__EXERCISE BRIEF__.
Count how many lines below contain the word "Margarete", then give that number alone.

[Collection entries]
********************

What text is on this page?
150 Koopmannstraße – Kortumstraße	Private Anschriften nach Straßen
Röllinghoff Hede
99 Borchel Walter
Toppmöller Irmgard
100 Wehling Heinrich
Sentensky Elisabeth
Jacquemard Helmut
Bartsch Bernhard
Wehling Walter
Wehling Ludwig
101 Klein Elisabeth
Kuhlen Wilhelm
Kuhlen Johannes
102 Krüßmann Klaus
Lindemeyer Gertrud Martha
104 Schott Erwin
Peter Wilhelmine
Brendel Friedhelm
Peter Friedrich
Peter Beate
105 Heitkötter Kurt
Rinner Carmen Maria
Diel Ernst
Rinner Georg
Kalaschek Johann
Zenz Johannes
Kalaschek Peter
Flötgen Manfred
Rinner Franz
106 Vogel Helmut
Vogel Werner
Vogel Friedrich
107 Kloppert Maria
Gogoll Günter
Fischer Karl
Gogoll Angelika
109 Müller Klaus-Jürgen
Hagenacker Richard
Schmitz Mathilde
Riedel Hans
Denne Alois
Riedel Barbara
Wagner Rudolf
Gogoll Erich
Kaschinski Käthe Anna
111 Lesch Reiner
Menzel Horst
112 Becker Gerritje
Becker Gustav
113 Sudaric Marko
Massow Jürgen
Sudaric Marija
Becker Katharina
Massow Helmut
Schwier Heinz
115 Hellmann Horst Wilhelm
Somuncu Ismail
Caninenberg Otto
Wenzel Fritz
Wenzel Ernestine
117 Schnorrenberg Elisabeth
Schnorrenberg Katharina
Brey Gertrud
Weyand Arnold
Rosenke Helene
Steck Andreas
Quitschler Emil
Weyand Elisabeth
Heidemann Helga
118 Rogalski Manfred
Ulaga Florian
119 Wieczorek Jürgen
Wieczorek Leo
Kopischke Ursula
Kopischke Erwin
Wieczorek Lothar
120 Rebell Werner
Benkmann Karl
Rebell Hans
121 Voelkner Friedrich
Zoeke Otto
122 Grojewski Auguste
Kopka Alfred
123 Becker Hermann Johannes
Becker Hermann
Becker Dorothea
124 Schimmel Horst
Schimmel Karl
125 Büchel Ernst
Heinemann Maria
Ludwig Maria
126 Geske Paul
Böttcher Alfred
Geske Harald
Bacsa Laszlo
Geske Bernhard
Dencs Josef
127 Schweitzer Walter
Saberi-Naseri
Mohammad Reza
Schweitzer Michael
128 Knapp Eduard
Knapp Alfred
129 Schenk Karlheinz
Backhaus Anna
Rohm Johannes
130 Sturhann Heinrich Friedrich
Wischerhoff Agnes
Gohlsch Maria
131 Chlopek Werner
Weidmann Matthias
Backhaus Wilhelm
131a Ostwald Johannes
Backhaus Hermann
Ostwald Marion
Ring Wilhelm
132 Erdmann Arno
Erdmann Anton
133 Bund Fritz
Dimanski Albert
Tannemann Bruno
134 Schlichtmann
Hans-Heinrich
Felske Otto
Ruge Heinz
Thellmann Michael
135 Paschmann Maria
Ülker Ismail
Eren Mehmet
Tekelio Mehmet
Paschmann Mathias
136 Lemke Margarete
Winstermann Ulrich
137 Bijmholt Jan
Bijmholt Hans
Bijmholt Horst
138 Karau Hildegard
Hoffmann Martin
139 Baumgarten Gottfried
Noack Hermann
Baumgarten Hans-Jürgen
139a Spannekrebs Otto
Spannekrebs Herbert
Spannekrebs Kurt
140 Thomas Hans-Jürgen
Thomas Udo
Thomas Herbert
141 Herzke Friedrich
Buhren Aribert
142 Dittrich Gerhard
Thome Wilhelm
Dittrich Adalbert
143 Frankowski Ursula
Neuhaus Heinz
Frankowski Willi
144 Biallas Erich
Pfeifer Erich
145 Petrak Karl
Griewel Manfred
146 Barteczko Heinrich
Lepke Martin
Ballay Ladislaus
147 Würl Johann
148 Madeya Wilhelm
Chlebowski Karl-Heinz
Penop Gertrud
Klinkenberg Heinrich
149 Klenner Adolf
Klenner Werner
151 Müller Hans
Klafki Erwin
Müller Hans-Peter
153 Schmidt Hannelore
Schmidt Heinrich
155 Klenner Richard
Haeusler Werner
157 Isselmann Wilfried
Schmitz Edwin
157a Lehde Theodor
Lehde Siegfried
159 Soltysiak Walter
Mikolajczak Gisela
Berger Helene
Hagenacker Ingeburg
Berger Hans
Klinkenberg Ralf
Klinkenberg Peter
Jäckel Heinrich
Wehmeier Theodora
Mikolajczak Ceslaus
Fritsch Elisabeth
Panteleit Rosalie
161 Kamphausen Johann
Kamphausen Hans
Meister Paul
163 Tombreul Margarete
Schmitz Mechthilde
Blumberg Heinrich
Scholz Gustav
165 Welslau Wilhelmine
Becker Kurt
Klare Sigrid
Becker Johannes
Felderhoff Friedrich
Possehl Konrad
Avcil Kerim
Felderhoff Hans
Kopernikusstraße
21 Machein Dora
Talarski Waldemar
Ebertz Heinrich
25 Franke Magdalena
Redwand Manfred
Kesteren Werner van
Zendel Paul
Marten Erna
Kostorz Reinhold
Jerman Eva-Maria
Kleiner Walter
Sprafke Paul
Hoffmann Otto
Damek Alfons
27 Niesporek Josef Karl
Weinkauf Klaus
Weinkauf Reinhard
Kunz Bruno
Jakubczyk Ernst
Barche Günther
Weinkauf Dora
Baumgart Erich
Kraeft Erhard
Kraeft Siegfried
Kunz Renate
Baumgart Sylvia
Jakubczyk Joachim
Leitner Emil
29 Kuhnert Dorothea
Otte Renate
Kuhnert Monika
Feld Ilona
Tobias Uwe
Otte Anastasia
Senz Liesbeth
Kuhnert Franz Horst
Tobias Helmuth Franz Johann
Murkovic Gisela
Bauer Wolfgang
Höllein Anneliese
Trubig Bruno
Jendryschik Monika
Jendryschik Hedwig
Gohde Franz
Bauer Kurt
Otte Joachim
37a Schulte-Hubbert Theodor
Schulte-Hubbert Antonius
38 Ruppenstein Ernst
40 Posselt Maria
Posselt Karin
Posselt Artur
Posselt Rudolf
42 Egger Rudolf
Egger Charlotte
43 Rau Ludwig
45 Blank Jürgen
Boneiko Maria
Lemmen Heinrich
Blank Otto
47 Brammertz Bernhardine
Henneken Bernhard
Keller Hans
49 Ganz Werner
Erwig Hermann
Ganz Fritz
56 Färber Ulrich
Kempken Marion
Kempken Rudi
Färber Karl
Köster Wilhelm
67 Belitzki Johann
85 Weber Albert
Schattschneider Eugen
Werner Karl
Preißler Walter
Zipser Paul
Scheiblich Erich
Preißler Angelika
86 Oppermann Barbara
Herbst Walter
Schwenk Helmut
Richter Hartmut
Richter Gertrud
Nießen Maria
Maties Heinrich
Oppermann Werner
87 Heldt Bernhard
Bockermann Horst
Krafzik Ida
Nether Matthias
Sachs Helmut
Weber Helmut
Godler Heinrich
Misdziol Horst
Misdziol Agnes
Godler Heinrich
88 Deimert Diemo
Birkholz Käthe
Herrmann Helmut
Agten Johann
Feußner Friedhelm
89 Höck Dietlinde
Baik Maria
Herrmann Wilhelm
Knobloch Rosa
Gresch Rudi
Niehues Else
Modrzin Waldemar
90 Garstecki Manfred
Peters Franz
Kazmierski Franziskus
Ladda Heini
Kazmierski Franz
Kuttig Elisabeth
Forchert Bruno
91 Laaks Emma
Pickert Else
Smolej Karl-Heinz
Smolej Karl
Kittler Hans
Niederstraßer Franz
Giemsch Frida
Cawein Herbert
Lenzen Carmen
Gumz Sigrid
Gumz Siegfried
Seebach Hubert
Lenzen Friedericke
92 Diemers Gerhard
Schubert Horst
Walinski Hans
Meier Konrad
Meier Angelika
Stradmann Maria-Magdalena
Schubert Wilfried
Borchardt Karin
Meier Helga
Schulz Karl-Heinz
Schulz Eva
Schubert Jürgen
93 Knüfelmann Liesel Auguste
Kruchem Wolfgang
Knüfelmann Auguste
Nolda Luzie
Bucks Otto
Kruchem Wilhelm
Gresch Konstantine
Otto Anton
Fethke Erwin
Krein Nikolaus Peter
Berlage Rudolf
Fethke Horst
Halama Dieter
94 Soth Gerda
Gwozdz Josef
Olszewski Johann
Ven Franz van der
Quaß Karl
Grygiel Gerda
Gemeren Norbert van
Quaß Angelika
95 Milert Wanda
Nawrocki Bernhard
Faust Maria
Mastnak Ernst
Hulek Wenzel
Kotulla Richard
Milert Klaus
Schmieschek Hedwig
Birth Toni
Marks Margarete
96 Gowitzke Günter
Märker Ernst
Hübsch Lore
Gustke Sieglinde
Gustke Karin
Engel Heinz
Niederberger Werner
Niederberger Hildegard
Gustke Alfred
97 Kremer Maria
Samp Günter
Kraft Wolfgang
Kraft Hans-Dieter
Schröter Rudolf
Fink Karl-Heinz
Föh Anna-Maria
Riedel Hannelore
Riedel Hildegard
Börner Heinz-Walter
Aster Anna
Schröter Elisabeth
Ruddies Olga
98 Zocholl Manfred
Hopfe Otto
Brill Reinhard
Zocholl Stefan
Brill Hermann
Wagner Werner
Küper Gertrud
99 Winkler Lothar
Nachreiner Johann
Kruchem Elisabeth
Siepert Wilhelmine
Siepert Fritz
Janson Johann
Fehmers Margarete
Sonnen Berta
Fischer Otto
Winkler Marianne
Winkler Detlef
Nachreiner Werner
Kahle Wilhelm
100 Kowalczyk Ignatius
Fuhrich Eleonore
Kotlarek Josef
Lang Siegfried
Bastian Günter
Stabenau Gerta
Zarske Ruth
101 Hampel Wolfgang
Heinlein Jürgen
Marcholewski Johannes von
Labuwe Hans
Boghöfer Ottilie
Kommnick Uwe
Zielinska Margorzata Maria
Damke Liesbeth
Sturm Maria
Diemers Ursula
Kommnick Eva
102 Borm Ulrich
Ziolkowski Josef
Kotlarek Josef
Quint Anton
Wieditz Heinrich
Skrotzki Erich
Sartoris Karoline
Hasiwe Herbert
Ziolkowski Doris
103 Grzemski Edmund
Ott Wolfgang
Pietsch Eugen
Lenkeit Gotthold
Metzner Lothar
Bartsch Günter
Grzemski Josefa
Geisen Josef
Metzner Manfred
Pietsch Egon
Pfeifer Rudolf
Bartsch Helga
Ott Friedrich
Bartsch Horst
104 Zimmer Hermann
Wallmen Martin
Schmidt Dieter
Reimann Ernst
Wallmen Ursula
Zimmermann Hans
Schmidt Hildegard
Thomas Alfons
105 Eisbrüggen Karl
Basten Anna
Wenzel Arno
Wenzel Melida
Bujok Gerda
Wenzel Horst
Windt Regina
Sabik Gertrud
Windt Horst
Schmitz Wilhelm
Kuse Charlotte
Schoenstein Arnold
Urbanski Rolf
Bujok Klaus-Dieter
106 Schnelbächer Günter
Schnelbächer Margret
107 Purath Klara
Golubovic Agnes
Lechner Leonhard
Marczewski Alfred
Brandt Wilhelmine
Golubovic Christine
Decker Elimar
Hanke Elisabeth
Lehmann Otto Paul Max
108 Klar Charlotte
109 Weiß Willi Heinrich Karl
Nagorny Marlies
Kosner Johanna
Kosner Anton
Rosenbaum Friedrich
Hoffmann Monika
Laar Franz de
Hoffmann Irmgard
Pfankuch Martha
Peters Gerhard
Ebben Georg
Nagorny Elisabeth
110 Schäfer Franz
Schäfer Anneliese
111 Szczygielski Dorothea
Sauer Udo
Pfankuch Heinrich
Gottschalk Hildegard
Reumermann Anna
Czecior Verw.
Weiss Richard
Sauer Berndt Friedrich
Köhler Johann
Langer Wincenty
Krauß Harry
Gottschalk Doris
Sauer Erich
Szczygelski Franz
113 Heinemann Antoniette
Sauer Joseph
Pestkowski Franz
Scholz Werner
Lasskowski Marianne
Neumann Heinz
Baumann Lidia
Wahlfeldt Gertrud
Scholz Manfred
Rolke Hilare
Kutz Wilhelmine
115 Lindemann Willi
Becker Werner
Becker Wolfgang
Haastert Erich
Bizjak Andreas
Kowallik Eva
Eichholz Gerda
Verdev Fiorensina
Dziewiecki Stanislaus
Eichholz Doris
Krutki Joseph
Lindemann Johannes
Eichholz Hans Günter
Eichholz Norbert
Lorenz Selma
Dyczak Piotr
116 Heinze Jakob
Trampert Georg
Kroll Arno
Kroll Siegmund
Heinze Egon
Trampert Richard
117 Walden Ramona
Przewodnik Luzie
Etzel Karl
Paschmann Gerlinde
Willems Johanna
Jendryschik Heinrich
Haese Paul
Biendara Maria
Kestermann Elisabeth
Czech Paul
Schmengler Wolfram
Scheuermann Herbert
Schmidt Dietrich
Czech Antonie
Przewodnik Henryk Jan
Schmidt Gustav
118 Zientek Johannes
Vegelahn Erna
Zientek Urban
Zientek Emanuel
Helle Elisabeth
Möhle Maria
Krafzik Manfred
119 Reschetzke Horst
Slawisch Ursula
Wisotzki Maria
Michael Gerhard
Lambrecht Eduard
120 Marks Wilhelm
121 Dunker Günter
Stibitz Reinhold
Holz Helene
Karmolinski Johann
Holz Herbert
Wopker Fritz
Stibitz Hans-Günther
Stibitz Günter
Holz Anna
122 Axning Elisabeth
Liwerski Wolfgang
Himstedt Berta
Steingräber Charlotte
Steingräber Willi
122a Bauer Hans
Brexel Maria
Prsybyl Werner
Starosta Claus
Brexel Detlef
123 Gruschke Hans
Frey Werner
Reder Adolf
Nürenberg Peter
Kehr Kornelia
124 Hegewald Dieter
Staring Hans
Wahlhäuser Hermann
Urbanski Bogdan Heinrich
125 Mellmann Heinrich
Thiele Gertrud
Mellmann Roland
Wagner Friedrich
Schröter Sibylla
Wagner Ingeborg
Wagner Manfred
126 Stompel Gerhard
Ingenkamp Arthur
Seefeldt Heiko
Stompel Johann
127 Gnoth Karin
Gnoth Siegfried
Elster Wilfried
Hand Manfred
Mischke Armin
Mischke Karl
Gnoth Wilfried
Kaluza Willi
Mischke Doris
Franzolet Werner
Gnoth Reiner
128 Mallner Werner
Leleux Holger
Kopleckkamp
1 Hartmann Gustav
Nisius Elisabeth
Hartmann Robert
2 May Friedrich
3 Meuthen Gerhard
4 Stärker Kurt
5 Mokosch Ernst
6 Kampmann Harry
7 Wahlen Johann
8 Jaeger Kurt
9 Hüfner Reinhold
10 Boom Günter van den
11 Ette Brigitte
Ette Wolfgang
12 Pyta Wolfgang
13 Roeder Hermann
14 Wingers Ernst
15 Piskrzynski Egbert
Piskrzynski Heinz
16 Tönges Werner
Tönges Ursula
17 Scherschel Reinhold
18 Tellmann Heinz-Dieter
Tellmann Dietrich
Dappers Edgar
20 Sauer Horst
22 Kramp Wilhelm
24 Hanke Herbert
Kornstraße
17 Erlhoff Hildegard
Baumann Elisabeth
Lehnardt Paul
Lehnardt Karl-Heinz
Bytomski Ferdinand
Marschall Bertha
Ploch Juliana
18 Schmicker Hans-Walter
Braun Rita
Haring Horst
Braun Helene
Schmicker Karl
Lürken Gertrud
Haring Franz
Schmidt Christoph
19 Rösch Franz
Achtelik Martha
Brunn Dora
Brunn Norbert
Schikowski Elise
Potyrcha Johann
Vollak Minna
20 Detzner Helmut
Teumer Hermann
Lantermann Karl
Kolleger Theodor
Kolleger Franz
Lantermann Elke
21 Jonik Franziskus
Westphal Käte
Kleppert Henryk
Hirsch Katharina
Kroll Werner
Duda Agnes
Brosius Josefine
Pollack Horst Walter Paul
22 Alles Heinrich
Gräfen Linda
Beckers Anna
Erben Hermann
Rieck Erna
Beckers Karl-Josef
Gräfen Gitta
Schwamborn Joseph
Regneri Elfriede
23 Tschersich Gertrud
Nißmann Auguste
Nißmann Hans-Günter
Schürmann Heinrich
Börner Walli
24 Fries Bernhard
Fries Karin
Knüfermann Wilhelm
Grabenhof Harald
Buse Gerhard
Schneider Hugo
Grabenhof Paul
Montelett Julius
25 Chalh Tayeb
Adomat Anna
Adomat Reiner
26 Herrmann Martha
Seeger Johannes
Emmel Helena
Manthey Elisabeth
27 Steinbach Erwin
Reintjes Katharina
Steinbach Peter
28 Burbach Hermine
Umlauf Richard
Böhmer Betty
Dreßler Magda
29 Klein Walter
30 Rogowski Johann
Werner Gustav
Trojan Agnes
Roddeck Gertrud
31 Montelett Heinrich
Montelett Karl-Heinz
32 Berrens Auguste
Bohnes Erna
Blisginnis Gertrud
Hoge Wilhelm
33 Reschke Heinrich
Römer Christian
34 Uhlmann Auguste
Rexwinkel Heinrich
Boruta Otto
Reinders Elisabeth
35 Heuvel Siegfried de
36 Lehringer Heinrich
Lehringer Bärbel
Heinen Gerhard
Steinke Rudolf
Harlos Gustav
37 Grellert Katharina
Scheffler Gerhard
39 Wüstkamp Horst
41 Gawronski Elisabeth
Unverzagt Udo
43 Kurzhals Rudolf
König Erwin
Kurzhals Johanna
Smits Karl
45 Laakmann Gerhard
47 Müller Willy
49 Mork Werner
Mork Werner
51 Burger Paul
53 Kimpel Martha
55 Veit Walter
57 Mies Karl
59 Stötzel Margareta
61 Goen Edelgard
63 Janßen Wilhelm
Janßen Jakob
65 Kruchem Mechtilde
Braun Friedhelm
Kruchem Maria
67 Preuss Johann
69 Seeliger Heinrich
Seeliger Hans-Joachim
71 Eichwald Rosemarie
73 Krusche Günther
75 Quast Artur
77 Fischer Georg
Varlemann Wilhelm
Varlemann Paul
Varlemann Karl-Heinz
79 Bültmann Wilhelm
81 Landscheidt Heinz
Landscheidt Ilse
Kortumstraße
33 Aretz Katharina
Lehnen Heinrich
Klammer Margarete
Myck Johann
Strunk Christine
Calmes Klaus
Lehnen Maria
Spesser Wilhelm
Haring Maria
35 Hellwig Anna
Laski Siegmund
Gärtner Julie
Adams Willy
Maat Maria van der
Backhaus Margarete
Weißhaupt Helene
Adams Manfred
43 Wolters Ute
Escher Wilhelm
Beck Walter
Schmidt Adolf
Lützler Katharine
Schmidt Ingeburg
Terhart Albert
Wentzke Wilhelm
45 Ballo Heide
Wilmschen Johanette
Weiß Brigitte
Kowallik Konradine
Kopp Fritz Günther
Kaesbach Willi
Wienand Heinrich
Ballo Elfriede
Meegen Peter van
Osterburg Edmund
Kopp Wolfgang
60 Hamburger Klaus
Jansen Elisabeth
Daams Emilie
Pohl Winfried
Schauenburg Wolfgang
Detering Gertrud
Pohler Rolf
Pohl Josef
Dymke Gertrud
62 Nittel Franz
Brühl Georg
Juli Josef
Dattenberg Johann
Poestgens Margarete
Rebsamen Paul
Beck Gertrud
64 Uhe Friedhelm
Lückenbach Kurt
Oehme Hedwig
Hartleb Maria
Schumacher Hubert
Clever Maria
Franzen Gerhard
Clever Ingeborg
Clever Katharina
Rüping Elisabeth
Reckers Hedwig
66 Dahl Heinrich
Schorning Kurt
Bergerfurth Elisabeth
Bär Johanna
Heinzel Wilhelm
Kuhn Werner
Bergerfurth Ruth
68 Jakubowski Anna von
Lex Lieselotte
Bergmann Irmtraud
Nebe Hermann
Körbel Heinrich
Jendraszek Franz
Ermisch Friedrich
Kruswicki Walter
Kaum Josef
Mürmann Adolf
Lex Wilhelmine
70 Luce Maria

********************

__RESPONSE TO THE EXERCISE__.
7